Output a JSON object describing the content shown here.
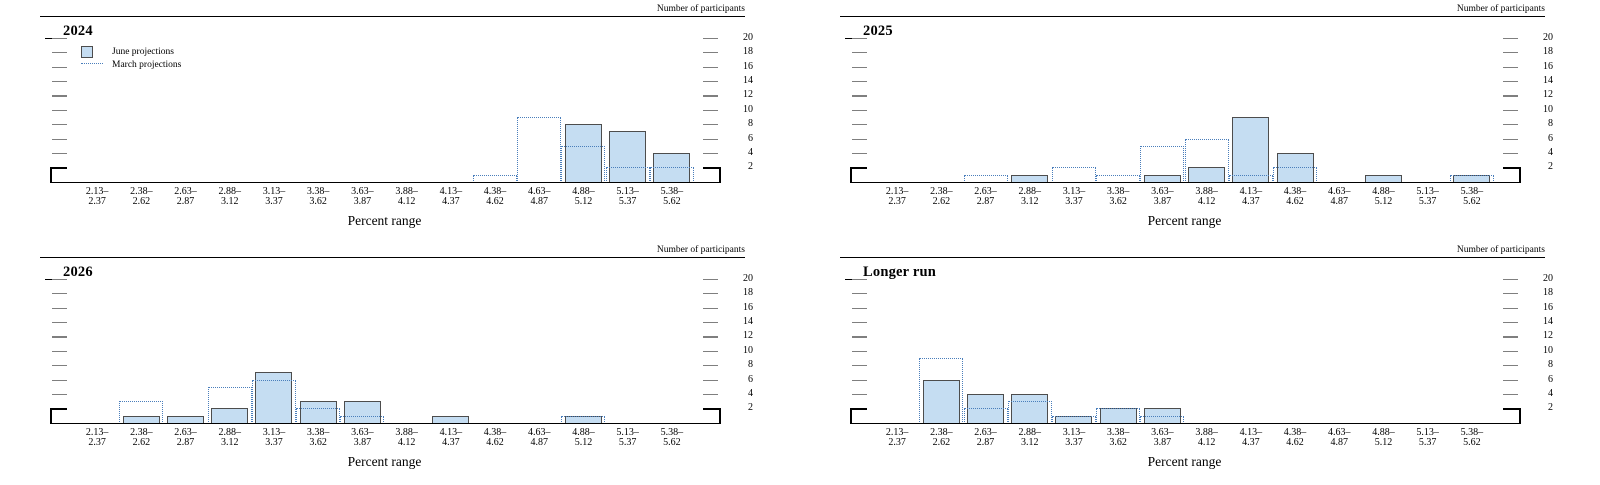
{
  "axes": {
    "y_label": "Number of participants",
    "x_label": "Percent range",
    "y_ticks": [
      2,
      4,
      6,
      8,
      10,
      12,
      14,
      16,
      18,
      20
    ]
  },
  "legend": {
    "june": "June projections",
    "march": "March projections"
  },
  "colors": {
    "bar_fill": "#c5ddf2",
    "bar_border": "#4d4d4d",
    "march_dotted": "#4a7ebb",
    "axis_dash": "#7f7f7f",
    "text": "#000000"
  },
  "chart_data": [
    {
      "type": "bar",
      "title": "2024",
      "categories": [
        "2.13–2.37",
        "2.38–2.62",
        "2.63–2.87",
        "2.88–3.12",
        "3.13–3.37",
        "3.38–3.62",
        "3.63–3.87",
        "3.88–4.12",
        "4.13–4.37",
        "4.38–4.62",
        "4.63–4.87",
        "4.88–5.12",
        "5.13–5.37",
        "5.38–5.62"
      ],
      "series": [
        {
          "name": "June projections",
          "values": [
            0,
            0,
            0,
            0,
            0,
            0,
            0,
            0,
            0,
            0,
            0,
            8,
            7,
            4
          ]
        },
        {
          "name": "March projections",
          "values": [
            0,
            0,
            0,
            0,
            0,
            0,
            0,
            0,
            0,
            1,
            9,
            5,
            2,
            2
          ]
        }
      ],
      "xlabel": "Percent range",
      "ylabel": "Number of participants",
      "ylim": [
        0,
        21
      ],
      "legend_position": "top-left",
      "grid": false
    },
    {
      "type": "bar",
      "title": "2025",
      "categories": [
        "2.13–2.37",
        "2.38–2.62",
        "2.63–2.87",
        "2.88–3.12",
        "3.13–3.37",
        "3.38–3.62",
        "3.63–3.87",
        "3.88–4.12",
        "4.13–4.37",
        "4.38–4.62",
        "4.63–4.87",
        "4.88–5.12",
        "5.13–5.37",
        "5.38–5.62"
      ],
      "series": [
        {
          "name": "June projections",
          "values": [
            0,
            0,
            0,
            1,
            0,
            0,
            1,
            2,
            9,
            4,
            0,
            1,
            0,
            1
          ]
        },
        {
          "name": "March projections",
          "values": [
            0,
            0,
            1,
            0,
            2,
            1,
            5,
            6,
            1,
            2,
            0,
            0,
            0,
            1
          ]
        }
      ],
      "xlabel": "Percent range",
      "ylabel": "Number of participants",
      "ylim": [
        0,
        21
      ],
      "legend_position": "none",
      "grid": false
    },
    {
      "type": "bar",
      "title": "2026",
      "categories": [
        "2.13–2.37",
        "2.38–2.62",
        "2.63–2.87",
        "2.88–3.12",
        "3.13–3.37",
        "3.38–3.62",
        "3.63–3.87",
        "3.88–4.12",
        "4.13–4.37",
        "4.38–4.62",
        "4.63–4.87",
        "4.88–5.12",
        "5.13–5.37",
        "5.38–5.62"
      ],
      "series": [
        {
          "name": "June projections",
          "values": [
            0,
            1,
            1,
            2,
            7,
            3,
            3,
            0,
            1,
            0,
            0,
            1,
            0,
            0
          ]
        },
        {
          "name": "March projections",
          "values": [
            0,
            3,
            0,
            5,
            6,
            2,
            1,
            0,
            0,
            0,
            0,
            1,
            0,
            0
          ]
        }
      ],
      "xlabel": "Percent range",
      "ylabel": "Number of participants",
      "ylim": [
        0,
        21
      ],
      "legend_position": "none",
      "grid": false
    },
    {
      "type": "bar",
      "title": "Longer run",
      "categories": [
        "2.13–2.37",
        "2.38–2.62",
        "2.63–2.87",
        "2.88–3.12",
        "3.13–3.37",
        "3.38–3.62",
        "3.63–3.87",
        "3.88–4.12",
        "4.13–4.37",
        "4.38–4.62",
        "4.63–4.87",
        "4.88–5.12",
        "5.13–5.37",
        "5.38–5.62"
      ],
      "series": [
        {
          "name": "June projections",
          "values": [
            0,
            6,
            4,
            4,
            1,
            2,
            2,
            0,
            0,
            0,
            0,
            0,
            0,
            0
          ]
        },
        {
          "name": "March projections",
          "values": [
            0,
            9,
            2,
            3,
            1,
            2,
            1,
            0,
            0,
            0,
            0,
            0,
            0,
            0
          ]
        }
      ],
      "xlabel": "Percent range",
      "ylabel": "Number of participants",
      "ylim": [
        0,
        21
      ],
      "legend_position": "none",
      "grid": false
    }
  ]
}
...
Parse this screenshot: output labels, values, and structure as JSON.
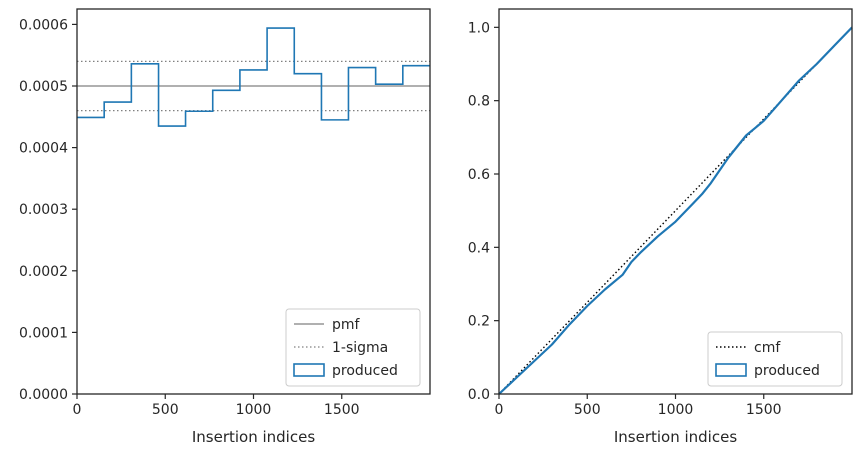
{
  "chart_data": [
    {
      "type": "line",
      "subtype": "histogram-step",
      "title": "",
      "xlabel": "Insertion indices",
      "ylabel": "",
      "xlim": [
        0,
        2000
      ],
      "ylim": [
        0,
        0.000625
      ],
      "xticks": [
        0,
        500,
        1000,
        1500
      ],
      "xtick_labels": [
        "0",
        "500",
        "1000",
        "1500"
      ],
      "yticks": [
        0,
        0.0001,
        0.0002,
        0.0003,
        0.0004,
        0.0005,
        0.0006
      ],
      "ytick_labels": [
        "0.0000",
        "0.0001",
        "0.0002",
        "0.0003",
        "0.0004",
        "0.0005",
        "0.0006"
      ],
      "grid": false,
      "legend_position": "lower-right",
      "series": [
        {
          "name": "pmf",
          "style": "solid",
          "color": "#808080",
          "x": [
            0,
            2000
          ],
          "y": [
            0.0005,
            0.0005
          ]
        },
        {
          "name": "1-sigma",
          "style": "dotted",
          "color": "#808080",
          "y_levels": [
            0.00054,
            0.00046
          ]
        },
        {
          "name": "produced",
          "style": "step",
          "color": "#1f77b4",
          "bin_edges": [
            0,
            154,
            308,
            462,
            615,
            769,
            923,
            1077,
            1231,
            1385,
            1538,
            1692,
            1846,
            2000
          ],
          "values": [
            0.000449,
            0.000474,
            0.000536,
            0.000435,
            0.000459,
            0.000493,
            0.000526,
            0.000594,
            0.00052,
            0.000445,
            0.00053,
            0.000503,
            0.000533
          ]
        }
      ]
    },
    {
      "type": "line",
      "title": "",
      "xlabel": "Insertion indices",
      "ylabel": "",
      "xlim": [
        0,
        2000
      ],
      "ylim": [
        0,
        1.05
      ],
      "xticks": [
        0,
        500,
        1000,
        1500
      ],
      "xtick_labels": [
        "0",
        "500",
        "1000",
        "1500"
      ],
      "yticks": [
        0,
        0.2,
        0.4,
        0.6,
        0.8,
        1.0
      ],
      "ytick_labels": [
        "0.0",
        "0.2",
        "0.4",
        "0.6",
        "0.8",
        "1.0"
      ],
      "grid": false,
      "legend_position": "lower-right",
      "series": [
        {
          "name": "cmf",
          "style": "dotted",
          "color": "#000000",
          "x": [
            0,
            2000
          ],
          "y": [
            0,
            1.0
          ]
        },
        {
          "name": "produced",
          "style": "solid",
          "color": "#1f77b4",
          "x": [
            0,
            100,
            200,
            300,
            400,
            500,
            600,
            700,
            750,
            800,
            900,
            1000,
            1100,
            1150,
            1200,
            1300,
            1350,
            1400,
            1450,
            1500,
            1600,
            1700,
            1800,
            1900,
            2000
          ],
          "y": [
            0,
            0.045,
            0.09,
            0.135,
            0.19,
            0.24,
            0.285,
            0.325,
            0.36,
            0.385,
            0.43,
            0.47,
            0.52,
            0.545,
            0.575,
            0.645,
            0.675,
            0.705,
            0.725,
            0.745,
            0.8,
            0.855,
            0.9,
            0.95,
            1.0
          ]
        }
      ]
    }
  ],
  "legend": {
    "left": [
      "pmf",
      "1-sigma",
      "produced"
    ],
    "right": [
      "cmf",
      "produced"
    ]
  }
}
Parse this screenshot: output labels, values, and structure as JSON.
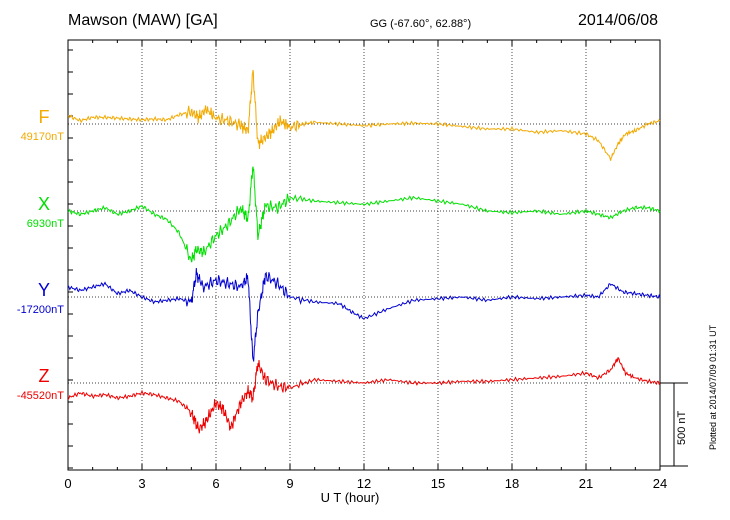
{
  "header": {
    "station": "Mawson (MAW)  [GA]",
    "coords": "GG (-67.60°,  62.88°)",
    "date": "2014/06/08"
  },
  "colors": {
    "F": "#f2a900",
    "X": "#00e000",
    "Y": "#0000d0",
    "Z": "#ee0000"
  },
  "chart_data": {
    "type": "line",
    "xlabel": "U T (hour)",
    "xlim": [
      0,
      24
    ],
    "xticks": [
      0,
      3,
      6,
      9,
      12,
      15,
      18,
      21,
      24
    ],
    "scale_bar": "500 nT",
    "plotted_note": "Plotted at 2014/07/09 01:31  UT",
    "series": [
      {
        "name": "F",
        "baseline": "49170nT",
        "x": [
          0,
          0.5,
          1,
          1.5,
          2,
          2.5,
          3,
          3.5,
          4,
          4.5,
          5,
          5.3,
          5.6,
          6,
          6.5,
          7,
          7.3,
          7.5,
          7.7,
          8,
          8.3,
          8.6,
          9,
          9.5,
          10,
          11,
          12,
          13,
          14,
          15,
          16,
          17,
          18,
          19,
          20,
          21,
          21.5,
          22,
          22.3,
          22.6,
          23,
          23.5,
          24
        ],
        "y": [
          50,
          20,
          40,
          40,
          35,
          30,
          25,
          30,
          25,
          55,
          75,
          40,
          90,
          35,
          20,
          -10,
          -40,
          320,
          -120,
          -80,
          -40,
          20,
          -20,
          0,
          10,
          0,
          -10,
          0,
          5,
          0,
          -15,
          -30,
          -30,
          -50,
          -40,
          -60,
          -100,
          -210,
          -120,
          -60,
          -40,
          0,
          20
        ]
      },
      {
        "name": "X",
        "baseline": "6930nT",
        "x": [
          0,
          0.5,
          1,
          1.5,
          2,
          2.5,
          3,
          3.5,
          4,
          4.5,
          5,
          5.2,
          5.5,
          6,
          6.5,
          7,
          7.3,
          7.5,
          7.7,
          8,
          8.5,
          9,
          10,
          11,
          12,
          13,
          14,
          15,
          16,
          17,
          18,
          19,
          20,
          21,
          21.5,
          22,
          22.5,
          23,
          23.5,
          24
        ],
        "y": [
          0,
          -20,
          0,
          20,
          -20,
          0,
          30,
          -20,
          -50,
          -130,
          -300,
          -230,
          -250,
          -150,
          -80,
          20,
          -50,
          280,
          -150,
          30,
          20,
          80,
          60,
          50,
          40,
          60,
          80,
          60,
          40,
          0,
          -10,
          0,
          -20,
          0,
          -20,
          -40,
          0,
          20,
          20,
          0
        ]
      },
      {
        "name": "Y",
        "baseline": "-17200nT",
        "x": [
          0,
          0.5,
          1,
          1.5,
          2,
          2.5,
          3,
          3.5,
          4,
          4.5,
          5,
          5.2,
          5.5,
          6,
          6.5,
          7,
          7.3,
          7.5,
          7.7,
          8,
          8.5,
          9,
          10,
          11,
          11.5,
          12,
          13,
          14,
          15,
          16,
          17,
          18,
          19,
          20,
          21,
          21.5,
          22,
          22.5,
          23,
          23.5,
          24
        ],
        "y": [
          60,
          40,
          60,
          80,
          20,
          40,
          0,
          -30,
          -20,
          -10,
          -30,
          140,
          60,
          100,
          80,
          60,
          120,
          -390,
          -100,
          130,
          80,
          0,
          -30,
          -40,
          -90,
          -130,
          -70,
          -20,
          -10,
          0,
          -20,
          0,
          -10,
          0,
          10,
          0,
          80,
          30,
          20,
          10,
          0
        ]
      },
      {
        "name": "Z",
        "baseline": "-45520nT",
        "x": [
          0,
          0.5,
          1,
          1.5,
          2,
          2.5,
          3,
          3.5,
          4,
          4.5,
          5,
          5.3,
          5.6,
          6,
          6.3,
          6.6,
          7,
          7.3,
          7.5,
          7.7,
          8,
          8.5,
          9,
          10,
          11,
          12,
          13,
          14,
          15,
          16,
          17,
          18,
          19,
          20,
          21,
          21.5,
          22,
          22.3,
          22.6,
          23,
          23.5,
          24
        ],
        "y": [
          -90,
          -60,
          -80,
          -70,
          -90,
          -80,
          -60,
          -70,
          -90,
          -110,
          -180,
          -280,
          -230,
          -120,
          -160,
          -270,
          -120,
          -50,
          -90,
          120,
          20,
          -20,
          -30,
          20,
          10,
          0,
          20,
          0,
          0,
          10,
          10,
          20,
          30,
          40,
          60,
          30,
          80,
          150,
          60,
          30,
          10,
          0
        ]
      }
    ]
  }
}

** Prompt **
Pick out the lines containing the string "baseline" and show them.

** Solution for this task **
        "baseline": "49170nT",
        "baseline": "6930nT",
        "baseline": "-17200nT",
        "baseline": "-45520nT",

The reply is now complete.